## Start Record set

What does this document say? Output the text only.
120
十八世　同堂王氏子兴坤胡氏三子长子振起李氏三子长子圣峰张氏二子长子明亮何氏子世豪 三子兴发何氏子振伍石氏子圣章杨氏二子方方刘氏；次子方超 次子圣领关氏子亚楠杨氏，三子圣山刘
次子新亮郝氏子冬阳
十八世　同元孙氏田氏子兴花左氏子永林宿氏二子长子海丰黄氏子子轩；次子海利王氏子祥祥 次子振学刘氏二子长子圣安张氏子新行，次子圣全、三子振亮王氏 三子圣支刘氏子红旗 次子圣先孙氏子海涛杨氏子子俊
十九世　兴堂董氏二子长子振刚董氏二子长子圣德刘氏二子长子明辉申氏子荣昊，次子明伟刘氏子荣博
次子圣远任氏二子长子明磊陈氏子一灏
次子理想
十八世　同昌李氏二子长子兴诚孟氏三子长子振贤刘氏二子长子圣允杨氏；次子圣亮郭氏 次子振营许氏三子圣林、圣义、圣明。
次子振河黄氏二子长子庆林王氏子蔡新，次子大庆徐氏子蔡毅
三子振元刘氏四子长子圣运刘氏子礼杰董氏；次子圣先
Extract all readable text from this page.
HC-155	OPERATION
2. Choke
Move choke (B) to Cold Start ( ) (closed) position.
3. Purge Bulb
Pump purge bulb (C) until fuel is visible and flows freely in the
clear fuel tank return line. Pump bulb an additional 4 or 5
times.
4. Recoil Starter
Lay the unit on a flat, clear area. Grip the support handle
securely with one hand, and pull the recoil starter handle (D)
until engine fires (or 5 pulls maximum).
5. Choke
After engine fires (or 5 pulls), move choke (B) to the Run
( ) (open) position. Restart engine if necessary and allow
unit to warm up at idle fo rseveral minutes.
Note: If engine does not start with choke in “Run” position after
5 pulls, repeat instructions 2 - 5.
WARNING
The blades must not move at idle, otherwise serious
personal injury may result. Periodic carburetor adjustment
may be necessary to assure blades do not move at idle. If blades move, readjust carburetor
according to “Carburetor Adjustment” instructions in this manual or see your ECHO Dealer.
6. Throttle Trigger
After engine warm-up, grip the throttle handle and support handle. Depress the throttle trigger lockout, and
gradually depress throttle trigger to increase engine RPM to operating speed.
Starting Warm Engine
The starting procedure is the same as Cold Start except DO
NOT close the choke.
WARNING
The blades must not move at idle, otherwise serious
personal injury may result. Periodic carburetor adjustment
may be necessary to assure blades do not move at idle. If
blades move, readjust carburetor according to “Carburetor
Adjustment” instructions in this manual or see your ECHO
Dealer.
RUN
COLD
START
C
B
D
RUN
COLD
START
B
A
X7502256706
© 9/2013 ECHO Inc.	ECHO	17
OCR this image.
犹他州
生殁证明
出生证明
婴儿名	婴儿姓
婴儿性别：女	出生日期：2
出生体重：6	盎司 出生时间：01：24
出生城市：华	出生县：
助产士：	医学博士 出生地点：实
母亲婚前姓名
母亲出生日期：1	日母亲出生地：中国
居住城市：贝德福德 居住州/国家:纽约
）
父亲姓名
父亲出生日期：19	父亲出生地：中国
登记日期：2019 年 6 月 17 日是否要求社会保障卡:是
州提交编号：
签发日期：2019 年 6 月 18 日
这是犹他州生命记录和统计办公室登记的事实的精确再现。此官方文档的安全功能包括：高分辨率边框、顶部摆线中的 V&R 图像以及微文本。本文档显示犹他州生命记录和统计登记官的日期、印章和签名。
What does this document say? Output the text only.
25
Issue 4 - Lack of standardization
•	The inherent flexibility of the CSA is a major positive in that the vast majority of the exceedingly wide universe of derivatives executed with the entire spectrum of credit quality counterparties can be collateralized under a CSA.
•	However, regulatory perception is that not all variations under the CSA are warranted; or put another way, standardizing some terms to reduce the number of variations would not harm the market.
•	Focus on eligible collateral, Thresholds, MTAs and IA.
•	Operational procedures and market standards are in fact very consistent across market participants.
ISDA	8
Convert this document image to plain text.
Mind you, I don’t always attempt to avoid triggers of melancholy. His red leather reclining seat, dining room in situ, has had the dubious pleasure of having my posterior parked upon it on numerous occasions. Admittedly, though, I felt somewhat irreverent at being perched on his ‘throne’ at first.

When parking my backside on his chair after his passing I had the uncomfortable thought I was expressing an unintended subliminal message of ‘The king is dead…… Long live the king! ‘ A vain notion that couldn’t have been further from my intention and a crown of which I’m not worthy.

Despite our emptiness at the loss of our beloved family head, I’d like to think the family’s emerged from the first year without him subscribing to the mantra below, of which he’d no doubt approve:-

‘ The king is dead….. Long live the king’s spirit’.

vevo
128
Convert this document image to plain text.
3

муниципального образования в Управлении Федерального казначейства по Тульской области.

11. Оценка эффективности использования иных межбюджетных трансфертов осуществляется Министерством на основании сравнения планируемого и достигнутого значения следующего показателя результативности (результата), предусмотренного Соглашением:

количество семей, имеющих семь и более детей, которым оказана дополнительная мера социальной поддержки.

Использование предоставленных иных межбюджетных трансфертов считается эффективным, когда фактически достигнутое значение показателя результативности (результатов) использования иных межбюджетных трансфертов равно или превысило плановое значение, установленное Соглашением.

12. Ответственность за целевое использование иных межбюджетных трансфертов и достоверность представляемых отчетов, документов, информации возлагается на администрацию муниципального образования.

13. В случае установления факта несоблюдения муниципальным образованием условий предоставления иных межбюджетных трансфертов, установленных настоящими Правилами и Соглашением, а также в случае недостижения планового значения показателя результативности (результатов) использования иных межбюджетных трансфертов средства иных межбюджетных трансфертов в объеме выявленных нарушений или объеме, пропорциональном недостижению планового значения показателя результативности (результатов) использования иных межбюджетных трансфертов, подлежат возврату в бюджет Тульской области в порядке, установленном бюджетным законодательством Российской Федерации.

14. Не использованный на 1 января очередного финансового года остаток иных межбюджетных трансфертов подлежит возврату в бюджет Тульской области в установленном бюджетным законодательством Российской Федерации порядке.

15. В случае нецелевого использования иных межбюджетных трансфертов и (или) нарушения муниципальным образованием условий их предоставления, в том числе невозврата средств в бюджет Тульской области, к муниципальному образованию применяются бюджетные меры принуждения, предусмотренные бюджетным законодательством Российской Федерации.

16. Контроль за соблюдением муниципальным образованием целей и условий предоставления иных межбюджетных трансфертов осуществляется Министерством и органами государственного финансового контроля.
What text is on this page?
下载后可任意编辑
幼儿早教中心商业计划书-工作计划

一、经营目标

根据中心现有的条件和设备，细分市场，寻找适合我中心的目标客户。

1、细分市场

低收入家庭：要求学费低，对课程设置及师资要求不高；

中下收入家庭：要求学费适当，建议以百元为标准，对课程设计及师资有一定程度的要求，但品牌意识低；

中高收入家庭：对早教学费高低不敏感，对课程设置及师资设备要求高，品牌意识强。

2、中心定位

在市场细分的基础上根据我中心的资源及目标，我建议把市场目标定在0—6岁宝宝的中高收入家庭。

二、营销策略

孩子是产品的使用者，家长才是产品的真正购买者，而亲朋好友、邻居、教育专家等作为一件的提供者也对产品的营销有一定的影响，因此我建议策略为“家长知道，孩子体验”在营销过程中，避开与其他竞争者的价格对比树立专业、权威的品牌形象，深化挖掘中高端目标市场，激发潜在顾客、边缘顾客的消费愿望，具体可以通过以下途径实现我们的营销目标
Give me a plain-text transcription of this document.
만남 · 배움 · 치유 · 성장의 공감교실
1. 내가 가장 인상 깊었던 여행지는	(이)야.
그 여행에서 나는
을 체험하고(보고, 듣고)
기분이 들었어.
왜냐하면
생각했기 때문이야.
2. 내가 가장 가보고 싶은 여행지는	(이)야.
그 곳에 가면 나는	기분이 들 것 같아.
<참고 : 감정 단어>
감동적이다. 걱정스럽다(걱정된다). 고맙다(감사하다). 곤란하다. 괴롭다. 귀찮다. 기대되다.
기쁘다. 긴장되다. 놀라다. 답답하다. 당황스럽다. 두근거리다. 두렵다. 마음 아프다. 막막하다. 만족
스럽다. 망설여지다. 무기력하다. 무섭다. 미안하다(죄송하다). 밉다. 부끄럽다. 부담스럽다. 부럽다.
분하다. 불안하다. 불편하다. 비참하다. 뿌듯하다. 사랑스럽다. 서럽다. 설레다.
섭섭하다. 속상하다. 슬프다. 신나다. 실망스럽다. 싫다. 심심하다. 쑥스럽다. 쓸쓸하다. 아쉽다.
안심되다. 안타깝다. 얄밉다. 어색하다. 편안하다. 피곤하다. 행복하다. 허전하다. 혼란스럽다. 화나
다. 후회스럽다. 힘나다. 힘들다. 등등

## End Record set

=== What this task involves ===
Copy each line above where the string "handle" occurs.

=== Complete answer ===
Lay the unit on a flat, clear area. Grip the support handle
securely with one hand, and pull the recoil starter handle (D)
After engine warm-up, grip the throttle handle and support handle. Depress the throttle trigger lockout, and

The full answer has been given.